━━━━━ LISTING ━━━━━
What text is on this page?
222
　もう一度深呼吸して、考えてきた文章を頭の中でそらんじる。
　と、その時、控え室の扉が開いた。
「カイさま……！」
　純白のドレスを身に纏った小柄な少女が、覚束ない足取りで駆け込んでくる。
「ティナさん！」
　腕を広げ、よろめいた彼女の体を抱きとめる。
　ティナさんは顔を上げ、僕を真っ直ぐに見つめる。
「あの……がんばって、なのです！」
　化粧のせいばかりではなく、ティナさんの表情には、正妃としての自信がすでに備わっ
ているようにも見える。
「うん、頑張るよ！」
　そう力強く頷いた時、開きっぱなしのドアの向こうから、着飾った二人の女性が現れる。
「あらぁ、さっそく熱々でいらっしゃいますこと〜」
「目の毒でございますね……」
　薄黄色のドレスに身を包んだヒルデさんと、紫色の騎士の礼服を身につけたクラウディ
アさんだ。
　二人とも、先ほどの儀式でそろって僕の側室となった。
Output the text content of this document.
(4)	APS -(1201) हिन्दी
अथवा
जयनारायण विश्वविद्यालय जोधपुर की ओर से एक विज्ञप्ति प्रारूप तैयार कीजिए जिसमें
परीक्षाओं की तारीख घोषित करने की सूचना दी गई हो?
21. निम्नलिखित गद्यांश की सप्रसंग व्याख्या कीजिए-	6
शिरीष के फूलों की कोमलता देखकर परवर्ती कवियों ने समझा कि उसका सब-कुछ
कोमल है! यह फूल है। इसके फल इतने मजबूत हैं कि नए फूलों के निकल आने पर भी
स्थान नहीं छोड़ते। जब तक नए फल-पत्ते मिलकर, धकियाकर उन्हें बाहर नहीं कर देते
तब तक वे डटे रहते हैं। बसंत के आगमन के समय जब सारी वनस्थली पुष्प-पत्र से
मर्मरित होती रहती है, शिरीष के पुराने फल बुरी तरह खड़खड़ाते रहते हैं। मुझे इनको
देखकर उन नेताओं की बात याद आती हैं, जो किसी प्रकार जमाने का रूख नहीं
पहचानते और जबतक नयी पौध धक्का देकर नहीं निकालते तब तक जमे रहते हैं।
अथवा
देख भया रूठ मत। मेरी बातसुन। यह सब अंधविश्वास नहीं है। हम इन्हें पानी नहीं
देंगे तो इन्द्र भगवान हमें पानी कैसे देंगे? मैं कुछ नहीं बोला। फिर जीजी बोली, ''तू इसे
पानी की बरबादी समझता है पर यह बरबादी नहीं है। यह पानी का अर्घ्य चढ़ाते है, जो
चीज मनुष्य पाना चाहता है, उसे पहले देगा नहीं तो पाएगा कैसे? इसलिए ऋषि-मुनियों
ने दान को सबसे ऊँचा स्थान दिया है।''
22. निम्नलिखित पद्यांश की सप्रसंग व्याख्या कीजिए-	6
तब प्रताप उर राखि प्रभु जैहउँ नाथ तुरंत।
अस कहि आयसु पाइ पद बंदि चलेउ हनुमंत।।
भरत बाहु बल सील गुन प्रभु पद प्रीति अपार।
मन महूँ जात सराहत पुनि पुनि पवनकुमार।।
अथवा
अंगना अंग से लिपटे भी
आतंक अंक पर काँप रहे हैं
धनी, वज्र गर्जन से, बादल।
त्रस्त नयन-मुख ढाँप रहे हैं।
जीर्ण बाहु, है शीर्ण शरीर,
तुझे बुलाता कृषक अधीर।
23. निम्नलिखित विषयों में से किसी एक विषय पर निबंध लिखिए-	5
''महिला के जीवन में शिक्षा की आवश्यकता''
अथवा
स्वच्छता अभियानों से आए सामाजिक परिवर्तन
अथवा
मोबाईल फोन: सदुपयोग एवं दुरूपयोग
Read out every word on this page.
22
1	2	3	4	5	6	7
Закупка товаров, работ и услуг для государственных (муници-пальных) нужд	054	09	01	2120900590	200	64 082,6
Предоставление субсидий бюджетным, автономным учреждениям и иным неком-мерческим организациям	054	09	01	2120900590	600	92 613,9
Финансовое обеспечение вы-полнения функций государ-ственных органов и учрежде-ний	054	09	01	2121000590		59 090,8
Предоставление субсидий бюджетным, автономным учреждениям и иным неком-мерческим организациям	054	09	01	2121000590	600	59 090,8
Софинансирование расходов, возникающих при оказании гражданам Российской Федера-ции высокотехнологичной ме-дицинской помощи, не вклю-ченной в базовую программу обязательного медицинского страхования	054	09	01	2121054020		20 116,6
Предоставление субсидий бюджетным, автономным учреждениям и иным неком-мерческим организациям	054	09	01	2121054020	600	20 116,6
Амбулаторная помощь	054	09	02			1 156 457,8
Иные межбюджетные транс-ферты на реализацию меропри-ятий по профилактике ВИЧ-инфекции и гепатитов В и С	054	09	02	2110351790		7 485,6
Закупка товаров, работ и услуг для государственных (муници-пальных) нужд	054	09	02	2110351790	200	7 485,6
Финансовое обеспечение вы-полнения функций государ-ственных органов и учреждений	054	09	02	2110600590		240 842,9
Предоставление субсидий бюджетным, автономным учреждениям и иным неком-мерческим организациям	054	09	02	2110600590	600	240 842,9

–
━━━━━
Your task is to transcribe the material exactly.

What text is on this page?
222
　もう一度深呼吸して、考えてきた文章を頭の中でそらんじる。
　と、その時、控え室の扉が開いた。
「カイさま……！」
　純白のドレスを身に纏った小柄な少女が、覚束ない足取りで駆け込んでくる。
「ティナさん！」
　腕を広げ、よろめいた彼女の体を抱きとめる。
　ティナさんは顔を上げ、僕を真っ直ぐに見つめる。
「あの……がんばって、なのです！」
　化粧のせいばかりではなく、ティナさんの表情には、正妃としての自信がすでに備わっ
ているようにも見える。
「うん、頑張るよ！」
　そう力強く頷いた時、開きっぱなしのドアの向こうから、着飾った二人の女性が現れる。
「あらぁ、さっそく熱々でいらっしゃいますこと〜」
「目の毒でございますね……」
　薄黄色のドレスに身を包んだヒルデさんと、紫色の騎士の礼服を身につけたクラウディ
アさんだ。
　二人とも、先ほどの儀式でそろって僕の側室となった。
Output the text content of this document.
(4)	APS -(1201) हिन्दी
अथवा
जयनारायण विश्वविद्यालय जोधपुर की ओर से एक विज्ञप्ति प्रारूप तैयार कीजिए जिसमें
परीक्षाओं की तारीख घोषित करने की सूचना दी गई हो?
21. निम्नलिखित गद्यांश की सप्रसंग व्याख्या कीजिए-	6
शिरीष के फूलों की कोमलता देखकर परवर्ती कवियों ने समझा कि उसका सब-कुछ
कोमल है! यह फूल है। इसके फल इतने मजबूत हैं कि नए फूलों के निकल आने पर भी
स्थान नहीं छोड़ते। जब तक नए फल-पत्ते मिलकर, धकियाकर उन्हें बाहर नहीं कर देते
तब तक वे डटे रहते हैं। बसंत के आगमन के समय जब सारी वनस्थली पुष्प-पत्र से
मर्मरित होती रहती है, शिरीष के पुराने फल बुरी तरह खड़खड़ाते रहते हैं। मुझे इनको
देखकर उन नेताओं की बात याद आती हैं, जो किसी प्रकार जमाने का रूख नहीं
पहचानते और जबतक नयी पौध धक्का देकर नहीं निकालते तब तक जमे रहते हैं।
अथवा
देख भया रूठ मत। मेरी बातसुन। यह सब अंधविश्वास नहीं है। हम इन्हें पानी नहीं
देंगे तो इन्द्र भगवान हमें पानी कैसे देंगे? मैं कुछ नहीं बोला। फिर जीजी बोली, ''तू इसे
पानी की बरबादी समझता है पर यह बरबादी नहीं है। यह पानी का अर्घ्य चढ़ाते है, जो
चीज मनुष्य पाना चाहता है, उसे पहले देगा नहीं तो पाएगा कैसे? इसलिए ऋषि-मुनियों
ने दान को सबसे ऊँचा स्थान दिया है।''
22. निम्नलिखित पद्यांश की सप्रसंग व्याख्या कीजिए-	6
तब प्रताप उर राखि प्रभु जैहउँ नाथ तुरंत।
अस कहि आयसु पाइ पद बंदि चलेउ हनुमंत।।
भरत बाहु बल सील गुन प्रभु पद प्रीति अपार।
मन महूँ जात सराहत पुनि पुनि पवनकुमार।।
अथवा
अंगना अंग से लिपटे भी
आतंक अंक पर काँप रहे हैं
धनी, वज्र गर्जन से, बादल।
त्रस्त नयन-मुख ढाँप रहे हैं।
जीर्ण बाहु, है शीर्ण शरीर,
तुझे बुलाता कृषक अधीर।
23. निम्नलिखित विषयों में से किसी एक विषय पर निबंध लिखिए-	5
''महिला के जीवन में शिक्षा की आवश्यकता''
अथवा
स्वच्छता अभियानों से आए सामाजिक परिवर्तन
अथवा
मोबाईल फोन: सदुपयोग एवं दुरूपयोग
Read out every word on this page.
22
1	2	3	4	5	6	7
Закупка товаров, работ и услуг для государственных (муници-пальных) нужд	054	09	01	2120900590	200	64 082,6
Предоставление субсидий бюджетным, автономным учреждениям и иным неком-мерческим организациям	054	09	01	2120900590	600	92 613,9
Финансовое обеспечение вы-полнения функций государ-ственных органов и учрежде-ний	054	09	01	2121000590		59 090,8
Предоставление субсидий бюджетным, автономным учреждениям и иным неком-мерческим организациям	054	09	01	2121000590	600	59 090,8
Софинансирование расходов, возникающих при оказании гражданам Российской Федера-ции высокотехнологичной ме-дицинской помощи, не вклю-ченной в базовую программу обязательного медицинского страхования	054	09	01	2121054020		20 116,6
Предоставление субсидий бюджетным, автономным учреждениям и иным неком-мерческим организациям	054	09	01	2121054020	600	20 116,6
Амбулаторная помощь	054	09	02			1 156 457,8
Иные межбюджетные транс-ферты на реализацию меропри-ятий по профилактике ВИЧ-инфекции и гепатитов В и С	054	09	02	2110351790		7 485,6
Закупка товаров, работ и услуг для государственных (муници-пальных) нужд	054	09	02	2110351790	200	7 485,6
Финансовое обеспечение вы-полнения функций государ-ственных органов и учреждений	054	09	02	2110600590		240 842,9
Предоставление субсидий бюджетным, автономным учреждениям и иным неком-мерческим организациям	054	09	02	2110600590	600	240 842,9

–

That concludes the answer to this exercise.